| Supplied data |
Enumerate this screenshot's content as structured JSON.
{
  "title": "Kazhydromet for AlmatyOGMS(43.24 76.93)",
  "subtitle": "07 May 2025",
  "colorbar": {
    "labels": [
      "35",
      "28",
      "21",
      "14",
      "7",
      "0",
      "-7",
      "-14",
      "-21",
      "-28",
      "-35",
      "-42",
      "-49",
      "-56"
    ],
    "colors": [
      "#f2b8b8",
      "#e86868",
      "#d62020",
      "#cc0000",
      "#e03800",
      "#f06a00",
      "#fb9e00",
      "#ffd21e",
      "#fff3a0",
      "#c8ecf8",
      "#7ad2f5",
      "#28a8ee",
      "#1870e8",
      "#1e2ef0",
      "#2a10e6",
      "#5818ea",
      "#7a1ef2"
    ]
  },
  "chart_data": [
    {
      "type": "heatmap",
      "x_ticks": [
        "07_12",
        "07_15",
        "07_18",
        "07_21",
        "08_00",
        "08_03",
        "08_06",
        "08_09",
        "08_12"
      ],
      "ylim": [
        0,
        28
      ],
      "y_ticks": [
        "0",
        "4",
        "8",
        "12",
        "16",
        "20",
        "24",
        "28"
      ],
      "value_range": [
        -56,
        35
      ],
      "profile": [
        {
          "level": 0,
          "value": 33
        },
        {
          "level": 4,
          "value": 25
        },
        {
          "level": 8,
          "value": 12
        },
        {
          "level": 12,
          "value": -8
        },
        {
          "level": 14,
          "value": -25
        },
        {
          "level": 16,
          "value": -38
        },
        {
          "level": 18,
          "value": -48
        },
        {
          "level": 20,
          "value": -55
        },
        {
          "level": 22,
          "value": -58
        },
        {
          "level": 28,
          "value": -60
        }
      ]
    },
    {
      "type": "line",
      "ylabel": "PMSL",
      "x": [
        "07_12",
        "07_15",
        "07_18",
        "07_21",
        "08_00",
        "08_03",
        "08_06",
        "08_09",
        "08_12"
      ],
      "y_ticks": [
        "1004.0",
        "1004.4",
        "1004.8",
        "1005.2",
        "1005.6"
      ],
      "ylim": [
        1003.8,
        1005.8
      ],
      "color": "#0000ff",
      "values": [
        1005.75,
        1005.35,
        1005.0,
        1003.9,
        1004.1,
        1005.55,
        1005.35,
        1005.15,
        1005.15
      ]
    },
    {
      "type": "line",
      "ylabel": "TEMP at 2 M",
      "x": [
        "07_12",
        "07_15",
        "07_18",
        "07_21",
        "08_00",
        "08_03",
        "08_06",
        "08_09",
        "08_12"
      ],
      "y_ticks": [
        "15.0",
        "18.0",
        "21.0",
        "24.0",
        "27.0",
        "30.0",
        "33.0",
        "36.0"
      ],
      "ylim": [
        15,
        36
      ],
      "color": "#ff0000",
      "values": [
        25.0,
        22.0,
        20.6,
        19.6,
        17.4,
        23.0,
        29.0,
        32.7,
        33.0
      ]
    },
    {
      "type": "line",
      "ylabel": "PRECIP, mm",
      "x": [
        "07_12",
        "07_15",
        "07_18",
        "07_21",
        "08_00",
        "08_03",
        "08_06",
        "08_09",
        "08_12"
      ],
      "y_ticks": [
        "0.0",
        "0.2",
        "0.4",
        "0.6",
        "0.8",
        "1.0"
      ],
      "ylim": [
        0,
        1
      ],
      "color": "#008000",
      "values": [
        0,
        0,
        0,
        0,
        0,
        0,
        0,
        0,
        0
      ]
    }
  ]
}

| Directions |
The records above must be repeated exactly, every one of them.

| Exercise solution |
Enumerate this screenshot's content as structured JSON.
{
  "title": "Kazhydromet for AlmatyOGMS(43.24 76.93)",
  "subtitle": "07 May 2025",
  "colorbar": {
    "labels": [
      "35",
      "28",
      "21",
      "14",
      "7",
      "0",
      "-7",
      "-14",
      "-21",
      "-28",
      "-35",
      "-42",
      "-49",
      "-56"
    ],
    "colors": [
      "#f2b8b8",
      "#e86868",
      "#d62020",
      "#cc0000",
      "#e03800",
      "#f06a00",
      "#fb9e00",
      "#ffd21e",
      "#fff3a0",
      "#c8ecf8",
      "#7ad2f5",
      "#28a8ee",
      "#1870e8",
      "#1e2ef0",
      "#2a10e6",
      "#5818ea",
      "#7a1ef2"
    ]
  },
  "chart_data": [
    {
      "type": "heatmap",
      "x_ticks": [
        "07_12",
        "07_15",
        "07_18",
        "07_21",
        "08_00",
        "08_03",
        "08_06",
        "08_09",
        "08_12"
      ],
      "ylim": [
        0,
        28
      ],
      "y_ticks": [
        "0",
        "4",
        "8",
        "12",
        "16",
        "20",
        "24",
        "28"
      ],
      "value_range": [
        -56,
        35
      ],
      "profile": [
        {
          "level": 0,
          "value": 33
        },
        {
          "level": 4,
          "value": 25
        },
        {
          "level": 8,
          "value": 12
        },
        {
          "level": 12,
          "value": -8
        },
        {
          "level": 14,
          "value": -25
        },
        {
          "level": 16,
          "value": -38
        },
        {
          "level": 18,
          "value": -48
        },
        {
          "level": 20,
          "value": -55
        },
        {
          "level": 22,
          "value": -58
        },
        {
          "level": 28,
          "value": -60
        }
      ]
    },
    {
      "type": "line",
      "ylabel": "PMSL",
      "x": [
        "07_12",
        "07_15",
        "07_18",
        "07_21",
        "08_00",
        "08_03",
        "08_06",
        "08_09",
        "08_12"
      ],
      "y_ticks": [
        "1004.0",
        "1004.4",
        "1004.8",
        "1005.2",
        "1005.6"
      ],
      "ylim": [
        1003.8,
        1005.8
      ],
      "color": "#0000ff",
      "values": [
        1005.75,
        1005.35,
        1005.0,
        1003.9,
        1004.1,
        1005.55,
        1005.35,
        1005.15,
        1005.15
      ]
    },
    {
      "type": "line",
      "ylabel": "TEMP at 2 M",
      "x": [
        "07_12",
        "07_15",
        "07_18",
        "07_21",
        "08_00",
        "08_03",
        "08_06",
        "08_09",
        "08_12"
      ],
      "y_ticks": [
        "15.0",
        "18.0",
        "21.0",
        "24.0",
        "27.0",
        "30.0",
        "33.0",
        "36.0"
      ],
      "ylim": [
        15,
        36
      ],
      "color": "#ff0000",
      "values": [
        25.0,
        22.0,
        20.6,
        19.6,
        17.4,
        23.0,
        29.0,
        32.7,
        33.0
      ]
    },
    {
      "type": "line",
      "ylabel": "PRECIP, mm",
      "x": [
        "07_12",
        "07_15",
        "07_18",
        "07_21",
        "08_00",
        "08_03",
        "08_06",
        "08_09",
        "08_12"
      ],
      "y_ticks": [
        "0.0",
        "0.2",
        "0.4",
        "0.6",
        "0.8",
        "1.0"
      ],
      "ylim": [
        0,
        1
      ],
      "color": "#008000",
      "values": [
        0,
        0,
        0,
        0,
        0,
        0,
        0,
        0,
        0
      ]
    }
  ]
}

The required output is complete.